[Start Dataset rows]

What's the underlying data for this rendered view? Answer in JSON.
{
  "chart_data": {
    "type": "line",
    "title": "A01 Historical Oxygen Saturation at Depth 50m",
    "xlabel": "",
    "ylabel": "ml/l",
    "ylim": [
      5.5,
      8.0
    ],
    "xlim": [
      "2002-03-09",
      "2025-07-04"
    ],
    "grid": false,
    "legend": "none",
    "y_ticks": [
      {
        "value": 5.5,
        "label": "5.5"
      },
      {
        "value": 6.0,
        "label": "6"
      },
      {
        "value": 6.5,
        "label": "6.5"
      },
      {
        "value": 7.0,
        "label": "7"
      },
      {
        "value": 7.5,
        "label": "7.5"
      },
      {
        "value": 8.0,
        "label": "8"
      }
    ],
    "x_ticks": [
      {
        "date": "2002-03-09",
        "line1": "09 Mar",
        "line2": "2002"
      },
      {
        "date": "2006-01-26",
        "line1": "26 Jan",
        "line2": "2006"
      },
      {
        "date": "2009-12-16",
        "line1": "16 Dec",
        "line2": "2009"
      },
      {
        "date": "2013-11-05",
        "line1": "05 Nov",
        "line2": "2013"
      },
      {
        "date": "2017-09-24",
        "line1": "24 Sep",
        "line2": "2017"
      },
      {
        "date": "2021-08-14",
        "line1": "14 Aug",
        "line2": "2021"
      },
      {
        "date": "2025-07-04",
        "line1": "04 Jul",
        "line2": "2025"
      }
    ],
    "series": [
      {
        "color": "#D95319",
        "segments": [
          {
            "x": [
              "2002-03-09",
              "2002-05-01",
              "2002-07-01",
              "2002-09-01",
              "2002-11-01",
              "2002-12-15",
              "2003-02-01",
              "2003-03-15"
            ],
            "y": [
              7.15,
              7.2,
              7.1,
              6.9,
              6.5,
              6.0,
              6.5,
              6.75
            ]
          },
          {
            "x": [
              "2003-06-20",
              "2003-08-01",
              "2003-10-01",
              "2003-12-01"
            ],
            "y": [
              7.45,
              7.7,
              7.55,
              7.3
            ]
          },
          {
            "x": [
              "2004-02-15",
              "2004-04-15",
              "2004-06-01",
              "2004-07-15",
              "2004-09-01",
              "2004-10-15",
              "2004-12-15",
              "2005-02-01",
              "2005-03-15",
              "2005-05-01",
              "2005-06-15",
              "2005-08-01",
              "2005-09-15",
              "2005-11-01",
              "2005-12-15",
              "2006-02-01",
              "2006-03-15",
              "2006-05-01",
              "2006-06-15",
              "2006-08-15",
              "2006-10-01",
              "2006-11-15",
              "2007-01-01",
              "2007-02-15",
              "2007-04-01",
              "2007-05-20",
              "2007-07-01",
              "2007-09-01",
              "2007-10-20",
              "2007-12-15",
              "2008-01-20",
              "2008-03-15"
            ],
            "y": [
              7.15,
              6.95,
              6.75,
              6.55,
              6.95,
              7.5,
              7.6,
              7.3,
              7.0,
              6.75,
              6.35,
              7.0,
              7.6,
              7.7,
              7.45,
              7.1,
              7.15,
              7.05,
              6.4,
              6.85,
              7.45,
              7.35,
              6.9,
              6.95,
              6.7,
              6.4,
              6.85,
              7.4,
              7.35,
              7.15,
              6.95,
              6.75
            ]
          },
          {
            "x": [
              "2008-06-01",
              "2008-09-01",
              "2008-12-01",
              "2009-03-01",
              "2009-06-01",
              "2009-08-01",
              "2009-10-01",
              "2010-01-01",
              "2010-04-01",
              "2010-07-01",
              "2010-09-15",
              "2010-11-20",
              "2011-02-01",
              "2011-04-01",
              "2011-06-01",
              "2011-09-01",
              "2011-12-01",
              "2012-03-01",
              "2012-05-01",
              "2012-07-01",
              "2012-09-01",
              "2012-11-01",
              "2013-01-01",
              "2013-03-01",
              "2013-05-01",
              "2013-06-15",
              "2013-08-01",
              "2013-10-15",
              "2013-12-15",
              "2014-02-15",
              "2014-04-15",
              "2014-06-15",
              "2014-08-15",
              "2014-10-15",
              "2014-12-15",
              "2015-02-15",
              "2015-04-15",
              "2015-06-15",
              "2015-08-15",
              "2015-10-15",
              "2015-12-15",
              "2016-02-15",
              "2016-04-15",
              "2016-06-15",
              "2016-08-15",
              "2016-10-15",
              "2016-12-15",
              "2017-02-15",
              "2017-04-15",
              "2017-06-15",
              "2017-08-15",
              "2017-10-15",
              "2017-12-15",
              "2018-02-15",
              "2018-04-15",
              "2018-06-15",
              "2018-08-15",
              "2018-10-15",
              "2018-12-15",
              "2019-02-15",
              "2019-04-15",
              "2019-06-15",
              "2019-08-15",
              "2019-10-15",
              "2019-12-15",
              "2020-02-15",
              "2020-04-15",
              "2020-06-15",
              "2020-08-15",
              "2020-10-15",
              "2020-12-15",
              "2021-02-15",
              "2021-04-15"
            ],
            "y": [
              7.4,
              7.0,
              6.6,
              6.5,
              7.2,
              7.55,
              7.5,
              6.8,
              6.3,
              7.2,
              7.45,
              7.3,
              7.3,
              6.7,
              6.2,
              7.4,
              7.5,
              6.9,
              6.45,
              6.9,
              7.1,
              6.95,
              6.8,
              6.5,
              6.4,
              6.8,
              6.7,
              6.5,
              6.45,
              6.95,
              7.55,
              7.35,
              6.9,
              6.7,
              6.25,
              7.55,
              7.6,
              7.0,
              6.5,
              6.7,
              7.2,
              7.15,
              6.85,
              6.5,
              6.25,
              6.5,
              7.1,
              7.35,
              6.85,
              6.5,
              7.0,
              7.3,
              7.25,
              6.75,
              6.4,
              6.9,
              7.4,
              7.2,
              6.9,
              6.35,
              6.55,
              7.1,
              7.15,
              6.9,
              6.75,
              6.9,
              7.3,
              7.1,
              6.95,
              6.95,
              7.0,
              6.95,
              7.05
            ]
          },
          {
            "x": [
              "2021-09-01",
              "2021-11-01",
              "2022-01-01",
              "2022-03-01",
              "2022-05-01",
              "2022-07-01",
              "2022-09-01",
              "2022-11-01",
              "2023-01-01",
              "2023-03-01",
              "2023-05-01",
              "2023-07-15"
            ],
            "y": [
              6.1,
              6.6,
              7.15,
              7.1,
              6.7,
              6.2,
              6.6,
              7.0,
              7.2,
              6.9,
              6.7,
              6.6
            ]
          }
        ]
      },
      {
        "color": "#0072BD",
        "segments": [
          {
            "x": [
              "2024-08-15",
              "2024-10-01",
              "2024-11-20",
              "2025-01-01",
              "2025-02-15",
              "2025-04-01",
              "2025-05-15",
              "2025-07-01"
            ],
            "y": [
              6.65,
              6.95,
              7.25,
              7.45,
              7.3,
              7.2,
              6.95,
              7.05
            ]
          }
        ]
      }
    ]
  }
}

[End Dataset rows]

__Exercise instructions__:
Where a line of the entries contains the word "value", copy that line.

__Solution to this exercise__:
        "value": 5.5,
        "value": 6.0,
        "value": 6.5,
        "value": 7.0,
        "value": 7.5,
        "value": 8.0,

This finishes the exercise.